EXTRACT TO READ:
Finally, we reject the Pilots'
suggestion that Louisiana's exercise of authority over pilotage on the
Outer Bar conflicts generally with federal interests. The Supreme Court
has long upheld the authority of states to enact laws regulating pilotage
where Congress has declined to act. See Olsen v. Smith, 195 U.S.
332, 341 (1904) ("[A]lthough state laws concerning pilotage are regulations
of commerce, 'they fall within that class of powers which may be exercised
by the states until Congress has seen fit to act upon the subject.'").(13)
Moreover, there is no real dispute that Louisiana has a legitimate interest
in regulating pilotage over the Outer Bar. As noted by the district court,
the State has a significant interest in securing the safety of ships traveling
through the CSC to and from the Port of Lake Charles. As a result, we conclude
that the State of Louisiana retains authority to regulate pilotage of foreign
and registry vessels on the Outer Bar.

EXERCISE REQUIREMENTS:
[1] In the court passage on pilotage, transcribe everything from "Finally, we reject" down to "Smith, 195 U.S.".
[2] According to the court passage on pilotage, what interest does the district court say the State has?
[3] Name every place or waterway mentioned in the court passage on pilotage.
The records can be left aside for this work.

GIVEN DATA:
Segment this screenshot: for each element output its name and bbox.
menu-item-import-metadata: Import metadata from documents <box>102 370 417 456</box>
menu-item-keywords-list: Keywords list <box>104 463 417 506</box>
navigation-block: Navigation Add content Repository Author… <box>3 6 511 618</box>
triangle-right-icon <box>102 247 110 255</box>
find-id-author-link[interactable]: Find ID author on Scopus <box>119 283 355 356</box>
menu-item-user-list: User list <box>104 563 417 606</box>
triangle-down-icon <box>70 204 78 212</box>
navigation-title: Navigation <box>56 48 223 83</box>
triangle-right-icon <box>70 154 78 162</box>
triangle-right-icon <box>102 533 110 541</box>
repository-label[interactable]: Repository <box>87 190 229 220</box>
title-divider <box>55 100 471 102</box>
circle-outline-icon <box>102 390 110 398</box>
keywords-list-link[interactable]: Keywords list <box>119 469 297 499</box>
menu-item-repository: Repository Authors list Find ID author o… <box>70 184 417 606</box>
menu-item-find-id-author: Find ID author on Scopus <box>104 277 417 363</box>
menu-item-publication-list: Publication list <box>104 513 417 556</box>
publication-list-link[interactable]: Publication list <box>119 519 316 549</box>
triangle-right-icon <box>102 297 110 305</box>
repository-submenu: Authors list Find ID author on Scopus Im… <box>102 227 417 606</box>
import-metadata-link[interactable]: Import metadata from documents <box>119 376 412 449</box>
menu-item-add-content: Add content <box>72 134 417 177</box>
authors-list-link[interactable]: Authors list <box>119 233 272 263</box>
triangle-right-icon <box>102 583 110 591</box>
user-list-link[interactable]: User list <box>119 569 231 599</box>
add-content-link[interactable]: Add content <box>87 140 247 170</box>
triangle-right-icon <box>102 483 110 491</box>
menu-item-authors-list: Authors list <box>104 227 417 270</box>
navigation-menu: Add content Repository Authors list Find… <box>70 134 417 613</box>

RESPONSES BY TASK:
[1]
Finally, we reject the Pilots'
suggestion that Louisiana's exercise of authority over pilotage on the
Outer Bar conflicts generally with federal interests. The Supreme Court
has long upheld the authority of states to enact laws regulating pilotage
where Congress has declined to act. See Olsen v. Smith, 195 U.S.

[2] The State has a significant interest in securing the safety of ships traveling through the CSC to and from the Port of Lake Charles.

[3] Louisiana, the Outer Bar, the CSC, the Port of Lake Charles